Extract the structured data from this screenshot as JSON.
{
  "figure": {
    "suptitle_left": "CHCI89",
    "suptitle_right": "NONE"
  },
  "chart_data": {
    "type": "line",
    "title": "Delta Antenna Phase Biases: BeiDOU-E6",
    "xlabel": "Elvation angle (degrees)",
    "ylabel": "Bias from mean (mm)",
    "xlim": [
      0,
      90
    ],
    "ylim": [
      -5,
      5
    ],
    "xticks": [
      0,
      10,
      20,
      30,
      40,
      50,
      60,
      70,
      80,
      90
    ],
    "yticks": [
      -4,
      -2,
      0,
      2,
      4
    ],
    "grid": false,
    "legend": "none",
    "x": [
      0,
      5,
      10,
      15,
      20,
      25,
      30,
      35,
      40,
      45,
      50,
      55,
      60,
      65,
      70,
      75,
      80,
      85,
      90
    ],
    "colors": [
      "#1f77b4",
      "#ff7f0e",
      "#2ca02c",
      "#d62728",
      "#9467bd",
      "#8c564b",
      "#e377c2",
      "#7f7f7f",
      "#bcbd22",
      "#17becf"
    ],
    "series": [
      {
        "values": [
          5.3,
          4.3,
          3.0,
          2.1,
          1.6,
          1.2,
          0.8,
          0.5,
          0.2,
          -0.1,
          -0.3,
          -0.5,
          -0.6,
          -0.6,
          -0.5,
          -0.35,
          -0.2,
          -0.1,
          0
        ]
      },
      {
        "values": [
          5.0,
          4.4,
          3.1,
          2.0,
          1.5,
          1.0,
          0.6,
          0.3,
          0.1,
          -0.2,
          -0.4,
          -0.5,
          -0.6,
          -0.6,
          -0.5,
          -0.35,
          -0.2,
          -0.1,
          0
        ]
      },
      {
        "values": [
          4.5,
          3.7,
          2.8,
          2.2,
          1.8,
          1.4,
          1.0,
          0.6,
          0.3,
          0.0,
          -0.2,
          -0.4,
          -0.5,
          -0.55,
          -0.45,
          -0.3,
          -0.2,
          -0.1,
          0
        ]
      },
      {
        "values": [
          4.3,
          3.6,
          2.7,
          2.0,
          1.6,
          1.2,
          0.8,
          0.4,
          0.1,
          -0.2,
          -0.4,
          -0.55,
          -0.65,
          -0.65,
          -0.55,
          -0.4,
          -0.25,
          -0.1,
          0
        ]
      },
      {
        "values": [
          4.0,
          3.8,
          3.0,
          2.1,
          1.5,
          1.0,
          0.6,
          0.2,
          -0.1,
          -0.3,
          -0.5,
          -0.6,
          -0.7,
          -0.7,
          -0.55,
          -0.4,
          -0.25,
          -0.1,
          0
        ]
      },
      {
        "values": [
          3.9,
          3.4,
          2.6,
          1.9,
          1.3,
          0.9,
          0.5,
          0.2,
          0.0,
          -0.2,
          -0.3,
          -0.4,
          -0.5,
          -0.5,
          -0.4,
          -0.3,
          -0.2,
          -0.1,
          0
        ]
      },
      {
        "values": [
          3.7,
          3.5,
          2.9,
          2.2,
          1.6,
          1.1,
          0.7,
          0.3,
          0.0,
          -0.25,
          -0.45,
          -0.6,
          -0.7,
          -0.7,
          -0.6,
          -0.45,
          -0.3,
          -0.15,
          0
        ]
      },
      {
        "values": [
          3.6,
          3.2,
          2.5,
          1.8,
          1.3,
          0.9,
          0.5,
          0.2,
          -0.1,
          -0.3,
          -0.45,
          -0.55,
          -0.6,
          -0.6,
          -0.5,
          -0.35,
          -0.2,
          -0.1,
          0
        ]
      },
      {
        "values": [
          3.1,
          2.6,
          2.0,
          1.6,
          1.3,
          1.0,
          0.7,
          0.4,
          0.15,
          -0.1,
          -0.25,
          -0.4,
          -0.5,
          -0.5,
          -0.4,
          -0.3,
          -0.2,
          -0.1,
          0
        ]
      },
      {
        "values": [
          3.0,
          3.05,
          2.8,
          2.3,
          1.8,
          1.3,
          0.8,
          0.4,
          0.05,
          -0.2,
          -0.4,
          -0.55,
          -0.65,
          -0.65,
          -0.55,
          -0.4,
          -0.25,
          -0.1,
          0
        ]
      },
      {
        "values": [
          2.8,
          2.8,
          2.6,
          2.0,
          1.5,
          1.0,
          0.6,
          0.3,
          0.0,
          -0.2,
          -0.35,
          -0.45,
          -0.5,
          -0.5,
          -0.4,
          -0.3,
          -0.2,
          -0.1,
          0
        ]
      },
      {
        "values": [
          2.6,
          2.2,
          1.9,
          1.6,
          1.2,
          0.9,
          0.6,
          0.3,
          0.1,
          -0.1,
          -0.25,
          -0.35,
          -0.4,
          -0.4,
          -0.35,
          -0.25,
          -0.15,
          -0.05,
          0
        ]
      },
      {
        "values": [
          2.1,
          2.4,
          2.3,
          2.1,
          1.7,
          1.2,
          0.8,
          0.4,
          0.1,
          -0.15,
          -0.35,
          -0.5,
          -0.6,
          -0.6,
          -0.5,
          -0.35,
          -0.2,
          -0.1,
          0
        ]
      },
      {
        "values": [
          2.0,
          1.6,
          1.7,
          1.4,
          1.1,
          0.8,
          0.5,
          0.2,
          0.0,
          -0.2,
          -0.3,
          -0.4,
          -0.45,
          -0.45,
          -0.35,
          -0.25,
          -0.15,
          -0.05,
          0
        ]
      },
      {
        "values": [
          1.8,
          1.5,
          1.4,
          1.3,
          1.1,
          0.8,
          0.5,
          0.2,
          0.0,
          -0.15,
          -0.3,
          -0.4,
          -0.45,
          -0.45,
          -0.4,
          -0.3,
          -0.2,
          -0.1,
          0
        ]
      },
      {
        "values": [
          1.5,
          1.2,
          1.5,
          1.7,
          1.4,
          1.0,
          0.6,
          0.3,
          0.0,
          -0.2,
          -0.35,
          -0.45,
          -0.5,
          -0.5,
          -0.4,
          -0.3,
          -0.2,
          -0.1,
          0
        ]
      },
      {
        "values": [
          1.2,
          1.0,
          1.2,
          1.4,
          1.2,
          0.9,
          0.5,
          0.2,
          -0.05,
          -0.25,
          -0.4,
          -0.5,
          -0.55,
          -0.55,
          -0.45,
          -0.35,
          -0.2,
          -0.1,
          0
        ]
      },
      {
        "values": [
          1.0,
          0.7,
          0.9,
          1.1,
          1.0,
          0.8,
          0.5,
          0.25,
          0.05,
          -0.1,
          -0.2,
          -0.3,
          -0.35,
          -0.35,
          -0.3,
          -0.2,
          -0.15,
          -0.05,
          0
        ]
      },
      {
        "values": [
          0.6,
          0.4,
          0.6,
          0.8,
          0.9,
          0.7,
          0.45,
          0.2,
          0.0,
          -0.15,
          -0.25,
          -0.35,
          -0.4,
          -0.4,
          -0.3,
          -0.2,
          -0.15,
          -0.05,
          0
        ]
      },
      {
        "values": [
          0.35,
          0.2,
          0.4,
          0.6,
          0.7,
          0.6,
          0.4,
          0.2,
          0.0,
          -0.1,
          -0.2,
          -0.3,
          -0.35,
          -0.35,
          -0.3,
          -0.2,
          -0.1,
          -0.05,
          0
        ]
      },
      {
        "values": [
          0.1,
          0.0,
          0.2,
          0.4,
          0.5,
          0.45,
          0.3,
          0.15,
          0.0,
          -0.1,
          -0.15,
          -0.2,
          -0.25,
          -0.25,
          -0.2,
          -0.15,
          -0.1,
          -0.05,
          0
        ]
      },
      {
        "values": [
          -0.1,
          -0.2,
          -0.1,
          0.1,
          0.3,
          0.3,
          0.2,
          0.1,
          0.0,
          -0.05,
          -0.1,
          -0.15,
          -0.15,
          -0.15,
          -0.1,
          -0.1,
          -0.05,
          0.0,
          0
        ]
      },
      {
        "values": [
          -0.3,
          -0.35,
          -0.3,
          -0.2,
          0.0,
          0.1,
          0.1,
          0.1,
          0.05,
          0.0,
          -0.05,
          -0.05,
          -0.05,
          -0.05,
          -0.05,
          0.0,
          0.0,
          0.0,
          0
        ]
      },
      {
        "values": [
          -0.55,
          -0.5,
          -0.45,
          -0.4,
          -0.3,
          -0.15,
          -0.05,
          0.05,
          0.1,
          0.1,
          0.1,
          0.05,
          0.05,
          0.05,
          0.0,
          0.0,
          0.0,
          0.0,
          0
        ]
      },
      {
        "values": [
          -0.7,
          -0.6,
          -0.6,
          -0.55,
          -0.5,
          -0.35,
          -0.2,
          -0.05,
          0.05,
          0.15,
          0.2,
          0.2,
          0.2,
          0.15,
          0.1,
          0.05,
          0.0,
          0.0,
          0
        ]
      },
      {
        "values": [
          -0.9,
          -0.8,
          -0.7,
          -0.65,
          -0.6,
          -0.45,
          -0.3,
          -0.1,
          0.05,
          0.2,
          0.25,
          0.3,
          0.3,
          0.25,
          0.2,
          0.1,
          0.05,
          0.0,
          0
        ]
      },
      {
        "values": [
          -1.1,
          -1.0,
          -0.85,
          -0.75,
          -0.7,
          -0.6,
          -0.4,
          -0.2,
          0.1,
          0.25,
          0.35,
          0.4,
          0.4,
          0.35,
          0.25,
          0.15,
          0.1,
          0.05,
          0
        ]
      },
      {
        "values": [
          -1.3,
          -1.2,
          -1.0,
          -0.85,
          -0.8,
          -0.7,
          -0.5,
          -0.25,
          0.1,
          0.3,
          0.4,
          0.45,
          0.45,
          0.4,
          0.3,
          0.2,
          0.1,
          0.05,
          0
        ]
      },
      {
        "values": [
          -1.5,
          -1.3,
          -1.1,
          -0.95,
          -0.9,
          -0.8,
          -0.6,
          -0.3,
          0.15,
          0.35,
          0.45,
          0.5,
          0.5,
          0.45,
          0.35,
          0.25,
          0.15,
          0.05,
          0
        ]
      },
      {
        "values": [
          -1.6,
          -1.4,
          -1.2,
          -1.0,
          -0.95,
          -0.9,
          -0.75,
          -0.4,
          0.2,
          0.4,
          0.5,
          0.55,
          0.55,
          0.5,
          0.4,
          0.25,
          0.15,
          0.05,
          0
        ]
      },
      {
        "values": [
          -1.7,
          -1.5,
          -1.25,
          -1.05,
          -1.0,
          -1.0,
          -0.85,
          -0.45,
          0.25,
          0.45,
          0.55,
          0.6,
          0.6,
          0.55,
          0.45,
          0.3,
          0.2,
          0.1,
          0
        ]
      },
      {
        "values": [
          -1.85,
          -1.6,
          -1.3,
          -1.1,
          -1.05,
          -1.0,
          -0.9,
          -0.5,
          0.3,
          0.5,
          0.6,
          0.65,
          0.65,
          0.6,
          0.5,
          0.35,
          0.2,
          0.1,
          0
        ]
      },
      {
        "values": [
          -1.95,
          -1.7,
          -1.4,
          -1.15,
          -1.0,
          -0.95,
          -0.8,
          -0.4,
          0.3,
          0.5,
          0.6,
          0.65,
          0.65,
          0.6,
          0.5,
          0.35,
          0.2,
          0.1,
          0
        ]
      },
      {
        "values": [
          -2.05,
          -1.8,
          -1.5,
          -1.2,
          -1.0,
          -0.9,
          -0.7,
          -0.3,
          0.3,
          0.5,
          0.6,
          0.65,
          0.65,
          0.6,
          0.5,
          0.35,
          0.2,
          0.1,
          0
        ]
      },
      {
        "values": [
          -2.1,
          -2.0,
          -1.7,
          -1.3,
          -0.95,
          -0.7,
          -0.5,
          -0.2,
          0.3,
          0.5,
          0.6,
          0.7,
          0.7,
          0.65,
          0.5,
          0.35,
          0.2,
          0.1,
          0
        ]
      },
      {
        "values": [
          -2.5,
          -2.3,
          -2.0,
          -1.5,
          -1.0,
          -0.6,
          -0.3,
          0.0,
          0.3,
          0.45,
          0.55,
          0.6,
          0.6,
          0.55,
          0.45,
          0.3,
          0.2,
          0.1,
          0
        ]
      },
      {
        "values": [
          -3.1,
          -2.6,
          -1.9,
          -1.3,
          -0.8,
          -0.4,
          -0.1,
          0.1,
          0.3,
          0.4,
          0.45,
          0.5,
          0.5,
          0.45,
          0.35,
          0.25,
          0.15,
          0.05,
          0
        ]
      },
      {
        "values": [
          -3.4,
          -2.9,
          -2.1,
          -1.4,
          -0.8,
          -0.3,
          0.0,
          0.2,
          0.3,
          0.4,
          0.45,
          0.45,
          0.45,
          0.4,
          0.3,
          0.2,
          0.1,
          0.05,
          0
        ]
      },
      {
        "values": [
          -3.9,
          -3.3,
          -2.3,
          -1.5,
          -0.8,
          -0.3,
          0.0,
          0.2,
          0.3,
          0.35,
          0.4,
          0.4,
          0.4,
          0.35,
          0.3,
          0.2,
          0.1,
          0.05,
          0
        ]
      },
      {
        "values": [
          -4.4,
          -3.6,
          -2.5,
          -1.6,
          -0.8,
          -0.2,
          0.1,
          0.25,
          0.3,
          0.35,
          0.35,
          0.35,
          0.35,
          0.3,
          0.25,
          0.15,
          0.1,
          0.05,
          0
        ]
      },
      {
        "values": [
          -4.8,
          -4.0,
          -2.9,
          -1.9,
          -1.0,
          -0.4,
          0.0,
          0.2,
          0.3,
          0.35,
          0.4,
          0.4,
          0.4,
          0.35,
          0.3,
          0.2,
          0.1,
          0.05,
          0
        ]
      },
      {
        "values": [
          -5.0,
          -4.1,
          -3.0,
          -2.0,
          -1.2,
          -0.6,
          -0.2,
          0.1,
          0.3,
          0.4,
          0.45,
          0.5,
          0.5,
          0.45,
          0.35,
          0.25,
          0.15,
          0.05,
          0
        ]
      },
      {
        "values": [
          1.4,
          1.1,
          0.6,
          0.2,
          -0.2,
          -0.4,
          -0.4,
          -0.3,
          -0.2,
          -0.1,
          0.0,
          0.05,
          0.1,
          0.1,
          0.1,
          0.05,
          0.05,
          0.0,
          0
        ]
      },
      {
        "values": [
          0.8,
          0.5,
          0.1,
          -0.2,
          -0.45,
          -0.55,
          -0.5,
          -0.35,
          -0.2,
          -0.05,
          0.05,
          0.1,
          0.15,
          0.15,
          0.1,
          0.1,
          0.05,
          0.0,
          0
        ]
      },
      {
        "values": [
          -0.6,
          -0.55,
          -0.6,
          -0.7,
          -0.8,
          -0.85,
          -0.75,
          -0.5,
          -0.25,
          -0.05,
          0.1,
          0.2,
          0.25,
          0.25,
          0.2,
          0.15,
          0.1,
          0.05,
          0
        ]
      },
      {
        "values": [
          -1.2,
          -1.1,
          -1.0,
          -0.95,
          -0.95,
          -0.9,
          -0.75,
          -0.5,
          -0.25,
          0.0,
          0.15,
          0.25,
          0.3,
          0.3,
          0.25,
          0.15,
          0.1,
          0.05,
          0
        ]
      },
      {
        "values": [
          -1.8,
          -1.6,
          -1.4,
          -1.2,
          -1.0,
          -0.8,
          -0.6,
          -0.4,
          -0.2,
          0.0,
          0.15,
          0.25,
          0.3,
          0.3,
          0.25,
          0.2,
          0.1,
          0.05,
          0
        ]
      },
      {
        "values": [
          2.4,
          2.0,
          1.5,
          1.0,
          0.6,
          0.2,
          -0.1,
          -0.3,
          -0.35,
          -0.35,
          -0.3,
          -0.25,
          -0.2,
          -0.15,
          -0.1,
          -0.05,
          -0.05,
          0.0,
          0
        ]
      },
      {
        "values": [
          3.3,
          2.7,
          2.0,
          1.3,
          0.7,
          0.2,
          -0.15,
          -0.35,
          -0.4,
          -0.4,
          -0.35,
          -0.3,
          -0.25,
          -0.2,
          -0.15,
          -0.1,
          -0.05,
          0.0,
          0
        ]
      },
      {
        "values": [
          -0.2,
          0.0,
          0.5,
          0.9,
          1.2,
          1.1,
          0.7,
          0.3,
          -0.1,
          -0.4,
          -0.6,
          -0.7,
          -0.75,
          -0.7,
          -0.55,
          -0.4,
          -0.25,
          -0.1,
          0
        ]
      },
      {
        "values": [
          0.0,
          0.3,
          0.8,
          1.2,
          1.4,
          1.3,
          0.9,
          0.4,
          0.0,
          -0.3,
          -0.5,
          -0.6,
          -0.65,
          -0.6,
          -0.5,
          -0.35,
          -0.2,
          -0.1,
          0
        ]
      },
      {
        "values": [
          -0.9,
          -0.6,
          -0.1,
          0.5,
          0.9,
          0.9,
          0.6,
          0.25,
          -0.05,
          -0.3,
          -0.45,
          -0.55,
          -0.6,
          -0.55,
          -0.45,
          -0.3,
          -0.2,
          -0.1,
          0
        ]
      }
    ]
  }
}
━━━━━━━━━━━━━━━━━━━━━━━━━━━━━━
== Task description ==
Pick out all the lines with the word "from" in them and copy them.

== Final result ==
Extract the structured data from this screenshot as JSON.
    "ylabel": "Bias from mean (mm)",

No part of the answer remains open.